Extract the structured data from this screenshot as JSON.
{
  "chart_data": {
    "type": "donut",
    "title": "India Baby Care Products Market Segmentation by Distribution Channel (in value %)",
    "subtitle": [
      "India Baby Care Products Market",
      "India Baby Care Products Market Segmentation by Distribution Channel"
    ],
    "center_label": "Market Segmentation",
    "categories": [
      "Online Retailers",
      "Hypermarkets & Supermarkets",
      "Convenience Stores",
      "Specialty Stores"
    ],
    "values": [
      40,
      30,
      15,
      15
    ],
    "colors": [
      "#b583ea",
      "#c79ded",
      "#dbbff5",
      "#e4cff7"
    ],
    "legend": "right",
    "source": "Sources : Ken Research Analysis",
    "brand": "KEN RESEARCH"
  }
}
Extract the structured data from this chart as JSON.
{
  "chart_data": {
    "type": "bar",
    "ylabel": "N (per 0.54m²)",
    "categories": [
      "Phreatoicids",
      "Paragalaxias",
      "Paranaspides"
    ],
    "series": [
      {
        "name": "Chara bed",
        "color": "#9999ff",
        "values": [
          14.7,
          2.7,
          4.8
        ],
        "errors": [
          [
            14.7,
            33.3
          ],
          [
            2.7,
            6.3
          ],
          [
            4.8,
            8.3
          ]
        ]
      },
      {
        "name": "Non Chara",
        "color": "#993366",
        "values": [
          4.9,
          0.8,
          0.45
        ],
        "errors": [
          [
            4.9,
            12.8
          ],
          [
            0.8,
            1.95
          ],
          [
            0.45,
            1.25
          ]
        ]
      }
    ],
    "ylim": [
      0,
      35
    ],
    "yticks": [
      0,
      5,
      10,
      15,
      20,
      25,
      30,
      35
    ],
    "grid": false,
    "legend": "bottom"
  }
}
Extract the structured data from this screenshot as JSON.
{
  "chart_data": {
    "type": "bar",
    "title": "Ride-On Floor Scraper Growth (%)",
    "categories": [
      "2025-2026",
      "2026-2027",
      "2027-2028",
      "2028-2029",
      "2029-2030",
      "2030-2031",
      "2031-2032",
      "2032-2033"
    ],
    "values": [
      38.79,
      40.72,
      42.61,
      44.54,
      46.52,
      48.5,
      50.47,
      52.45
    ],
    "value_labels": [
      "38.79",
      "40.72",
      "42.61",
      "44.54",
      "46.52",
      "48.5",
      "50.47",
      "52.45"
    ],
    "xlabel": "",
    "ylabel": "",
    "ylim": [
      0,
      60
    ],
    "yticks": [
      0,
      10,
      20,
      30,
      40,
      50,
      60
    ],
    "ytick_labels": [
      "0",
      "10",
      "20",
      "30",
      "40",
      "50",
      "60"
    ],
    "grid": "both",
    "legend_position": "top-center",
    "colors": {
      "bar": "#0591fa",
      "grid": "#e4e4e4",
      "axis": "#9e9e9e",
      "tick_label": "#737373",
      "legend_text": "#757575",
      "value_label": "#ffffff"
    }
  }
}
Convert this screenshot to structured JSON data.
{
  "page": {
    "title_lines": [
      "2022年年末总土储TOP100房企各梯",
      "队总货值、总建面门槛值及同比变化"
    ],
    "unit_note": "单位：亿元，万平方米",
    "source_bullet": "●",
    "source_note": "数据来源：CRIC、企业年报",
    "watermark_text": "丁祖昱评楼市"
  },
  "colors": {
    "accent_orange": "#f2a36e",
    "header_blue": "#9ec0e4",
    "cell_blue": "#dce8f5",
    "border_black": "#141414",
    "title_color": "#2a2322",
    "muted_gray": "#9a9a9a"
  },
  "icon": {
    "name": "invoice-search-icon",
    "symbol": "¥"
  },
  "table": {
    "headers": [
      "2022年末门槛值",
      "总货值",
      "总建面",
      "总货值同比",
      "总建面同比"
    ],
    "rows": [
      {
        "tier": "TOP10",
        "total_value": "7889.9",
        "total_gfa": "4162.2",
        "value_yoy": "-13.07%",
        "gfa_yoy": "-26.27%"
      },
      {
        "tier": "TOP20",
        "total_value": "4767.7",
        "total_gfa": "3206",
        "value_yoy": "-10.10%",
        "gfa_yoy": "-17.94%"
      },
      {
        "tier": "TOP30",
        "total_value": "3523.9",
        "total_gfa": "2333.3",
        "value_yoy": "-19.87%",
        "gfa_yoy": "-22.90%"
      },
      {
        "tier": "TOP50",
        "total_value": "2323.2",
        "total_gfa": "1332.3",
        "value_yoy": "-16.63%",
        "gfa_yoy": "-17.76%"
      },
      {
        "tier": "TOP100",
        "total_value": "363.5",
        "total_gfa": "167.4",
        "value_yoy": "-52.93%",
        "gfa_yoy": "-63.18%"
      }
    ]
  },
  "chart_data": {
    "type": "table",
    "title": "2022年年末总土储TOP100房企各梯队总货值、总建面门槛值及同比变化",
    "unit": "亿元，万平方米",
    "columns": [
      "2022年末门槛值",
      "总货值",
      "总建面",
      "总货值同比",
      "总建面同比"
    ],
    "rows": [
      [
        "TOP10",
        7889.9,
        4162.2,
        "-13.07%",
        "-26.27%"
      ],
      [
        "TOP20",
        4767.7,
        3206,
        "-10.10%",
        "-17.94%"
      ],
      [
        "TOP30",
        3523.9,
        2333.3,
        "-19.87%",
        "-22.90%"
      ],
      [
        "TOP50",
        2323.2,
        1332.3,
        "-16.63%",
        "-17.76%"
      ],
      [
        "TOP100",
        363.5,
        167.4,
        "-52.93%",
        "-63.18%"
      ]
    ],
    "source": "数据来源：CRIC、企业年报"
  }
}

WHAT YOU SHOULD DO: Reproduce the full set of records precisely.

EXERCISE SOLUTION:
Extract the structured data from this screenshot as JSON.
{
  "chart_data": {
    "type": "donut",
    "title": "India Baby Care Products Market Segmentation by Distribution Channel (in value %)",
    "subtitle": [
      "India Baby Care Products Market",
      "India Baby Care Products Market Segmentation by Distribution Channel"
    ],
    "center_label": "Market Segmentation",
    "categories": [
      "Online Retailers",
      "Hypermarkets & Supermarkets",
      "Convenience Stores",
      "Specialty Stores"
    ],
    "values": [
      40,
      30,
      15,
      15
    ],
    "colors": [
      "#b583ea",
      "#c79ded",
      "#dbbff5",
      "#e4cff7"
    ],
    "legend": "right",
    "source": "Sources : Ken Research Analysis",
    "brand": "KEN RESEARCH"
  }
}
Extract the structured data from this chart as JSON.
{
  "chart_data": {
    "type": "bar",
    "ylabel": "N (per 0.54m²)",
    "categories": [
      "Phreatoicids",
      "Paragalaxias",
      "Paranaspides"
    ],
    "series": [
      {
        "name": "Chara bed",
        "color": "#9999ff",
        "values": [
          14.7,
          2.7,
          4.8
        ],
        "errors": [
          [
            14.7,
            33.3
          ],
          [
            2.7,
            6.3
          ],
          [
            4.8,
            8.3
          ]
        ]
      },
      {
        "name": "Non Chara",
        "color": "#993366",
        "values": [
          4.9,
          0.8,
          0.45
        ],
        "errors": [
          [
            4.9,
            12.8
          ],
          [
            0.8,
            1.95
          ],
          [
            0.45,
            1.25
          ]
        ]
      }
    ],
    "ylim": [
      0,
      35
    ],
    "yticks": [
      0,
      5,
      10,
      15,
      20,
      25,
      30,
      35
    ],
    "grid": false,
    "legend": "bottom"
  }
}
Extract the structured data from this screenshot as JSON.
{
  "chart_data": {
    "type": "bar",
    "title": "Ride-On Floor Scraper Growth (%)",
    "categories": [
      "2025-2026",
      "2026-2027",
      "2027-2028",
      "2028-2029",
      "2029-2030",
      "2030-2031",
      "2031-2032",
      "2032-2033"
    ],
    "values": [
      38.79,
      40.72,
      42.61,
      44.54,
      46.52,
      48.5,
      50.47,
      52.45
    ],
    "value_labels": [
      "38.79",
      "40.72",
      "42.61",
      "44.54",
      "46.52",
      "48.5",
      "50.47",
      "52.45"
    ],
    "xlabel": "",
    "ylabel": "",
    "ylim": [
      0,
      60
    ],
    "yticks": [
      0,
      10,
      20,
      30,
      40,
      50,
      60
    ],
    "ytick_labels": [
      "0",
      "10",
      "20",
      "30",
      "40",
      "50",
      "60"
    ],
    "grid": "both",
    "legend_position": "top-center",
    "colors": {
      "bar": "#0591fa",
      "grid": "#e4e4e4",
      "axis": "#9e9e9e",
      "tick_label": "#737373",
      "legend_text": "#757575",
      "value_label": "#ffffff"
    }
  }
}
Convert this screenshot to structured JSON data.
{
  "page": {
    "title_lines": [
      "2022年年末总土储TOP100房企各梯",
      "队总货值、总建面门槛值及同比变化"
    ],
    "unit_note": "单位：亿元，万平方米",
    "source_bullet": "●",
    "source_note": "数据来源：CRIC、企业年报",
    "watermark_text": "丁祖昱评楼市"
  },
  "colors": {
    "accent_orange": "#f2a36e",
    "header_blue": "#9ec0e4",
    "cell_blue": "#dce8f5",
    "border_black": "#141414",
    "title_color": "#2a2322",
    "muted_gray": "#9a9a9a"
  },
  "icon": {
    "name": "invoice-search-icon",
    "symbol": "¥"
  },
  "table": {
    "headers": [
      "2022年末门槛值",
      "总货值",
      "总建面",
      "总货值同比",
      "总建面同比"
    ],
    "rows": [
      {
        "tier": "TOP10",
        "total_value": "7889.9",
        "total_gfa": "4162.2",
        "value_yoy": "-13.07%",
        "gfa_yoy": "-26.27%"
      },
      {
        "tier": "TOP20",
        "total_value": "4767.7",
        "total_gfa": "3206",
        "value_yoy": "-10.10%",
        "gfa_yoy": "-17.94%"
      },
      {
        "tier": "TOP30",
        "total_value": "3523.9",
        "total_gfa": "2333.3",
        "value_yoy": "-19.87%",
        "gfa_yoy": "-22.90%"
      },
      {
        "tier": "TOP50",
        "total_value": "2323.2",
        "total_gfa": "1332.3",
        "value_yoy": "-16.63%",
        "gfa_yoy": "-17.76%"
      },
      {
        "tier": "TOP100",
        "total_value": "363.5",
        "total_gfa": "167.4",
        "value_yoy": "-52.93%",
        "gfa_yoy": "-63.18%"
      }
    ]
  },
  "chart_data": {
    "type": "table",
    "title": "2022年年末总土储TOP100房企各梯队总货值、总建面门槛值及同比变化",
    "unit": "亿元，万平方米",
    "columns": [
      "2022年末门槛值",
      "总货值",
      "总建面",
      "总货值同比",
      "总建面同比"
    ],
    "rows": [
      [
        "TOP10",
        7889.9,
        4162.2,
        "-13.07%",
        "-26.27%"
      ],
      [
        "TOP20",
        4767.7,
        3206,
        "-10.10%",
        "-17.94%"
      ],
      [
        "TOP30",
        3523.9,
        2333.3,
        "-19.87%",
        "-22.90%"
      ],
      [
        "TOP50",
        2323.2,
        1332.3,
        "-16.63%",
        "-17.76%"
      ],
      [
        "TOP100",
        363.5,
        167.4,
        "-52.93%",
        "-63.18%"
      ]
    ],
    "source": "数据来源：CRIC、企业年报"
  }
}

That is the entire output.